- Your objective
Find the word "Aging" in the listing; pull out each line holding it.

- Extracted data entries
----------

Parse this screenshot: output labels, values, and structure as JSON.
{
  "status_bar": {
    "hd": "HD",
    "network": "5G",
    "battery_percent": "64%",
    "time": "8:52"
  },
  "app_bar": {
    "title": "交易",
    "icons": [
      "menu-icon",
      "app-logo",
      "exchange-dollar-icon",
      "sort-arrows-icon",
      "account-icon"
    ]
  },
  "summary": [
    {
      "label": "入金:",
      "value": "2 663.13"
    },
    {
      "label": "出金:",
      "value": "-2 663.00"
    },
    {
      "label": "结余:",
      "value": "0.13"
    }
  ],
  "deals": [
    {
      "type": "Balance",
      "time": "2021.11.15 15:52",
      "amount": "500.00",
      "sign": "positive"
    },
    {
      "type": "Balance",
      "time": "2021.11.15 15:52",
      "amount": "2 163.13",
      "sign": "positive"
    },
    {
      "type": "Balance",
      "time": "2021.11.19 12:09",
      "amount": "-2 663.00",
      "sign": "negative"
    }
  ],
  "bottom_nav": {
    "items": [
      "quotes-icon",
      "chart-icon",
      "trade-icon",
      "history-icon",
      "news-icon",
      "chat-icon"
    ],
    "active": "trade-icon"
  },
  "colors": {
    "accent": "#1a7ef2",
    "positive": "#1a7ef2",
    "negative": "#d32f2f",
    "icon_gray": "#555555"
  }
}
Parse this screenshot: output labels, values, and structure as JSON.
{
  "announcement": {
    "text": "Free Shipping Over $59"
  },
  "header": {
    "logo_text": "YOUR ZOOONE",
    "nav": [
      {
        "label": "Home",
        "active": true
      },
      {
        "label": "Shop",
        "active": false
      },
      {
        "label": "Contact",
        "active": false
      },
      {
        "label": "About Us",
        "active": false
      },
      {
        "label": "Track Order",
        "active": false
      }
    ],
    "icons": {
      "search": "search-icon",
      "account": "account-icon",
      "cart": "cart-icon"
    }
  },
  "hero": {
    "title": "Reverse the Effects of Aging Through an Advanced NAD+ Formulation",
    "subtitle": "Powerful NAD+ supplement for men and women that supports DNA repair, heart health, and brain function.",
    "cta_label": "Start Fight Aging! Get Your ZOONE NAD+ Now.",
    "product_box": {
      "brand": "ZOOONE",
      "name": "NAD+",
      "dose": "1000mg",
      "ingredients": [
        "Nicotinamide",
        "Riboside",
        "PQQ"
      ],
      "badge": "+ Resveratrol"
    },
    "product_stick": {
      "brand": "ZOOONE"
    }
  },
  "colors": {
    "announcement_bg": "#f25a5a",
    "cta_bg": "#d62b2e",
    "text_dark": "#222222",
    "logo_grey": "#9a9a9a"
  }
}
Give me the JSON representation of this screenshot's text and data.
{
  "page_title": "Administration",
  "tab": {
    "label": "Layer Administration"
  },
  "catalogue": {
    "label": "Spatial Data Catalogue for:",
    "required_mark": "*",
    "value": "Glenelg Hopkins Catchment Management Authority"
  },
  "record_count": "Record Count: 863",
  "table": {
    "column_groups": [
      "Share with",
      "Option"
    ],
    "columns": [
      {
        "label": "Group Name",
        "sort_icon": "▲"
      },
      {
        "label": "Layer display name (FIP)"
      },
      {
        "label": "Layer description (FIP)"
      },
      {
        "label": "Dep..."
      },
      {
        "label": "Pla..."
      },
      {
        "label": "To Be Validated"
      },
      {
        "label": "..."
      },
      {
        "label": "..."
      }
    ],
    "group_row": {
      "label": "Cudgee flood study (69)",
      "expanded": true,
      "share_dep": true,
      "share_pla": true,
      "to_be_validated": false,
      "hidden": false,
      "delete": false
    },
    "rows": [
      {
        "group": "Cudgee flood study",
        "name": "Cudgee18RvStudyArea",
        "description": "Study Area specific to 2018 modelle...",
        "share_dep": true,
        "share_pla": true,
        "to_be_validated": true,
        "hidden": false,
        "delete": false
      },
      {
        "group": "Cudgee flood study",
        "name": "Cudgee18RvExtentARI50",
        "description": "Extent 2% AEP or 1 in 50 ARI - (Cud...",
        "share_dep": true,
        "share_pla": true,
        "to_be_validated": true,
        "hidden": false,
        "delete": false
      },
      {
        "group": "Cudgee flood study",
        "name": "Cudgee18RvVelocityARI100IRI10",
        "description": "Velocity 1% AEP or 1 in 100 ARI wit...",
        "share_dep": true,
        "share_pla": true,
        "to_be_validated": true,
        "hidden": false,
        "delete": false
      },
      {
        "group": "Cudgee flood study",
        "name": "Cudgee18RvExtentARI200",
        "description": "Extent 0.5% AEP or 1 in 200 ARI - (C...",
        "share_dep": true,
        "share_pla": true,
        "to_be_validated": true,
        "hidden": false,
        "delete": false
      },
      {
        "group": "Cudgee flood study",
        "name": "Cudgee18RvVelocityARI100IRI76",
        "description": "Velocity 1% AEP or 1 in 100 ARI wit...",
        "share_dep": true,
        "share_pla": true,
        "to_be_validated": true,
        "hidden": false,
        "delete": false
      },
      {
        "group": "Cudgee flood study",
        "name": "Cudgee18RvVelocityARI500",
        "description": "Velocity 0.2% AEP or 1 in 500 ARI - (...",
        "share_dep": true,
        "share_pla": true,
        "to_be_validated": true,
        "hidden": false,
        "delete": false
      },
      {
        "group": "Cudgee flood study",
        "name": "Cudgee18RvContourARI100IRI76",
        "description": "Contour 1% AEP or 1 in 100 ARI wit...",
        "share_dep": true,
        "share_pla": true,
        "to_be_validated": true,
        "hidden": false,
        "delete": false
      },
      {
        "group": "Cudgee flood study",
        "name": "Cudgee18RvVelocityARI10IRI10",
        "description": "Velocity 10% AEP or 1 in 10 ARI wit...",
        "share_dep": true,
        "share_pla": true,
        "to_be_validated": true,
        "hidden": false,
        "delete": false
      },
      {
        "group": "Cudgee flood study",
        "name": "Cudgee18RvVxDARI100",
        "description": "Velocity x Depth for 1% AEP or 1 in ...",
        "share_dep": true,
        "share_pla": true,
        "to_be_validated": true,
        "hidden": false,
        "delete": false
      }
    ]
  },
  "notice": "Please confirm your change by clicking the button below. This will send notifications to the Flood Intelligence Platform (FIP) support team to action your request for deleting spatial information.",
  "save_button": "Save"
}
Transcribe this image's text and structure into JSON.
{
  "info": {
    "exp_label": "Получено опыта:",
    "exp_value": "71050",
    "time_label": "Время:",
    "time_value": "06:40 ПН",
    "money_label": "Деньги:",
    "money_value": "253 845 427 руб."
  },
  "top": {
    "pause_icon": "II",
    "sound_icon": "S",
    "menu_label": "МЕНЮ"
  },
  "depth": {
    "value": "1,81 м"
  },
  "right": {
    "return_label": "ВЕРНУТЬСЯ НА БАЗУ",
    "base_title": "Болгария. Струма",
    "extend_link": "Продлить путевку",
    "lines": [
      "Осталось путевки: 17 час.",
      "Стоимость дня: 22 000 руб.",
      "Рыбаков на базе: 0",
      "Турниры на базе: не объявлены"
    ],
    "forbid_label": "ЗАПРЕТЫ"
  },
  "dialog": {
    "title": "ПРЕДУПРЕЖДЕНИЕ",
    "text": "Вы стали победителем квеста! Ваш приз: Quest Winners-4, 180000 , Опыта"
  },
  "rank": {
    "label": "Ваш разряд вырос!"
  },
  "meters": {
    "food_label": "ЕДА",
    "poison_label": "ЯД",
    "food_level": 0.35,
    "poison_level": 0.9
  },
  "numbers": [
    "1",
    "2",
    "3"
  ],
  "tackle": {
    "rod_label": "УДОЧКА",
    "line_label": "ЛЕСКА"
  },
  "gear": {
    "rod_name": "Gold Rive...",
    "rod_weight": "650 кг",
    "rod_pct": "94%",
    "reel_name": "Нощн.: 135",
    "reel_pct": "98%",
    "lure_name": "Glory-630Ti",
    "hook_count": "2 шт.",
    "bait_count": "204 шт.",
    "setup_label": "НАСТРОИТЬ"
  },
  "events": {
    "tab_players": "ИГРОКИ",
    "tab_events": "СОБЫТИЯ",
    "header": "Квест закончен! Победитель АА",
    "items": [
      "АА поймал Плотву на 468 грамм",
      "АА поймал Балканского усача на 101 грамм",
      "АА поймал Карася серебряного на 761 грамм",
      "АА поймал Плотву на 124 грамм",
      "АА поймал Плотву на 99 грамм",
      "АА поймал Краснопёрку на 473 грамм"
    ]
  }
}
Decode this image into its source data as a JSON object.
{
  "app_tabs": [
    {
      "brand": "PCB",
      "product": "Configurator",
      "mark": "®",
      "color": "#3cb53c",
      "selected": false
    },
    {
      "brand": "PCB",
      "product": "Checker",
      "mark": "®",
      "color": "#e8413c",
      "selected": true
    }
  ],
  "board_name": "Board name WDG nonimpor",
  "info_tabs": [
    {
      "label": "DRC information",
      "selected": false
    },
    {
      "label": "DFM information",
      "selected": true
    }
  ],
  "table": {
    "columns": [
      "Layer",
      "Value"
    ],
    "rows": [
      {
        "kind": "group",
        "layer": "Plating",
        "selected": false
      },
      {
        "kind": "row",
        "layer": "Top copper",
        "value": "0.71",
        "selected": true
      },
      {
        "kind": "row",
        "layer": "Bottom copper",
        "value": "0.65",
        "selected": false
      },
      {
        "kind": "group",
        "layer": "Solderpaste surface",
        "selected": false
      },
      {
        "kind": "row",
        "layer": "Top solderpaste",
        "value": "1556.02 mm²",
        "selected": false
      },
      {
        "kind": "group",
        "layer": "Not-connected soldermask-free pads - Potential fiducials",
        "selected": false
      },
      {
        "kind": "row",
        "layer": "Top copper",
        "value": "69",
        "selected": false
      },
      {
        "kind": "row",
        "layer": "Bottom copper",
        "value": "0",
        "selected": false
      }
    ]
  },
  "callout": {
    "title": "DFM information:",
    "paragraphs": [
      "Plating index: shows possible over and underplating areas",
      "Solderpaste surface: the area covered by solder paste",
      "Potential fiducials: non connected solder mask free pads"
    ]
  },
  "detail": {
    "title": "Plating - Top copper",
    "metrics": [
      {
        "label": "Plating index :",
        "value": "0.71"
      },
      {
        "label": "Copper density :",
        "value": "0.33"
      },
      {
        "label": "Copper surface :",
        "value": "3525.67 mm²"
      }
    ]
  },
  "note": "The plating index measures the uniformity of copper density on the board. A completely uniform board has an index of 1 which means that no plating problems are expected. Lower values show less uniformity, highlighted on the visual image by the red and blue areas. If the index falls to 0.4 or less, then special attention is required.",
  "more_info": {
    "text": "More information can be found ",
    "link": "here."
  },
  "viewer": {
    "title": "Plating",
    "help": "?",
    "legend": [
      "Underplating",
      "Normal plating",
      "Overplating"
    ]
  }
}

----------

- Solution to the problem
    "title": "Reverse the Effects of Aging Through an Advanced NAD+ Formulation",
    "cta_label": "Start Fight Aging! Get Your ZOONE NAD+ Now.",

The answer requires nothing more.